Exercise objective ▸ Using the listing below, please gather every line containing the word "Gorkovskaya".

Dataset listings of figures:
══════

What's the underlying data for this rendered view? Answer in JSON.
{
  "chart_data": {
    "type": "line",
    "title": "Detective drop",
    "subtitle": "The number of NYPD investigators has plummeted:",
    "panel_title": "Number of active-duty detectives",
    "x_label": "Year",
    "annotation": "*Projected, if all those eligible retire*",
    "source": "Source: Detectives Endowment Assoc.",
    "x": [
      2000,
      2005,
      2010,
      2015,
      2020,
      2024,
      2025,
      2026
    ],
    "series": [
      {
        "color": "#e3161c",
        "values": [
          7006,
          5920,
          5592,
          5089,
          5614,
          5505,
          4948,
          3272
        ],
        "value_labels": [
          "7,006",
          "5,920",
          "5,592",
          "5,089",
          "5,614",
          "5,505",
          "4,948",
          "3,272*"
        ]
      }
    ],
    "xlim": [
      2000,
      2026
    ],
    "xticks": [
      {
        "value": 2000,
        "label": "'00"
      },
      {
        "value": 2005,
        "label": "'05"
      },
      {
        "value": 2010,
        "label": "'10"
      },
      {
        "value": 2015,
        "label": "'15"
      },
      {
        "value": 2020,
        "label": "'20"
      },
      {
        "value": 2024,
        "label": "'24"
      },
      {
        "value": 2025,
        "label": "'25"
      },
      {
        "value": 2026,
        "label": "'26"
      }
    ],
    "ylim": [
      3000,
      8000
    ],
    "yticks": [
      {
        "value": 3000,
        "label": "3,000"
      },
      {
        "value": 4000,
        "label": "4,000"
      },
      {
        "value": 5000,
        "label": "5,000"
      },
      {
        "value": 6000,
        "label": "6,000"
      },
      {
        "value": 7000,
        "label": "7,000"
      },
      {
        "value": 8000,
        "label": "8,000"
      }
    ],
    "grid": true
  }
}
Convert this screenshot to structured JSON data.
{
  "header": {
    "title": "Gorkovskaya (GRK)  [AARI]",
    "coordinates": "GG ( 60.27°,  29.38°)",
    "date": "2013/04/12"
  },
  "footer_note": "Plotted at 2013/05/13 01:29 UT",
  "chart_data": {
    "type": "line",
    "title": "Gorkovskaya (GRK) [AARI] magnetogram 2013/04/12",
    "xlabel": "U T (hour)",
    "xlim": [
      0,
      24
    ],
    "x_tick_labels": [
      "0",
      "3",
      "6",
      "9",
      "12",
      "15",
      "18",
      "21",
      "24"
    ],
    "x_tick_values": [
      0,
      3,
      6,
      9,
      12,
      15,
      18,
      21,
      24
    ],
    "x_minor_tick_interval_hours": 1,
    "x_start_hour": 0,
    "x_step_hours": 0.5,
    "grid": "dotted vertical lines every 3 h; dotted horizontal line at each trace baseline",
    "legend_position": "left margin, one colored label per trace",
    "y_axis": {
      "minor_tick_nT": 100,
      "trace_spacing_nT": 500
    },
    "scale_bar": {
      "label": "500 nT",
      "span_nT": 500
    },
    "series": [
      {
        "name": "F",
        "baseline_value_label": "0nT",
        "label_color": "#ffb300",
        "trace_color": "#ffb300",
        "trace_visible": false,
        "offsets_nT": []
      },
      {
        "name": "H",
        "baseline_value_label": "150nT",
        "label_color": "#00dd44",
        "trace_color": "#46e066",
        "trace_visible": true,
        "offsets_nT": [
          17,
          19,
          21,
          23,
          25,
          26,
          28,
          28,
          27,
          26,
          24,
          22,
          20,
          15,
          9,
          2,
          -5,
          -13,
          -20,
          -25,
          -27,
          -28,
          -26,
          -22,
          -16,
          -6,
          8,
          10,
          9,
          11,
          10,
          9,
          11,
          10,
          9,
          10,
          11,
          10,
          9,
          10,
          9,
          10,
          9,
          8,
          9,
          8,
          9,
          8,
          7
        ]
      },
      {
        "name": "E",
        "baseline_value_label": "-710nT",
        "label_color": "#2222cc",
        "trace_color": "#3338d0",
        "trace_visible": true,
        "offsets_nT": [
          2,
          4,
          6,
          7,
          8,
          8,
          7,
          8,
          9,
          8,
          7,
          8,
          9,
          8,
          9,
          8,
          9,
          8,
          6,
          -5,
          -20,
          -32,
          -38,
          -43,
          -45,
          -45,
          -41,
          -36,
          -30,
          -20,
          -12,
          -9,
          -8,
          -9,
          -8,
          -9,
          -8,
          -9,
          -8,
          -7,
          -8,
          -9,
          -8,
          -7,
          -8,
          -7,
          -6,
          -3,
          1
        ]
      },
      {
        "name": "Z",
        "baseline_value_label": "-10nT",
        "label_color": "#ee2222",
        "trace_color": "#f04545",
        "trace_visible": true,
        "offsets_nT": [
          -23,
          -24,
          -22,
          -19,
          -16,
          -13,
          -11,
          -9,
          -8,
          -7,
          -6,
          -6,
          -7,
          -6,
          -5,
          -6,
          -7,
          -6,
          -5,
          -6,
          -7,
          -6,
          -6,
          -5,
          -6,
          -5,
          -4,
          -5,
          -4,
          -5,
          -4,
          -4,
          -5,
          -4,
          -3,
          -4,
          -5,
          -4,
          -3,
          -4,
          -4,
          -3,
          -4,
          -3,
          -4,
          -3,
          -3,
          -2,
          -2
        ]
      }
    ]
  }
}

══════

Expected answer ▸
    "title": "Gorkovskaya (GRK)  [AARI]",
    "title": "Gorkovskaya (GRK) [AARI] magnetogram 2013/04/12",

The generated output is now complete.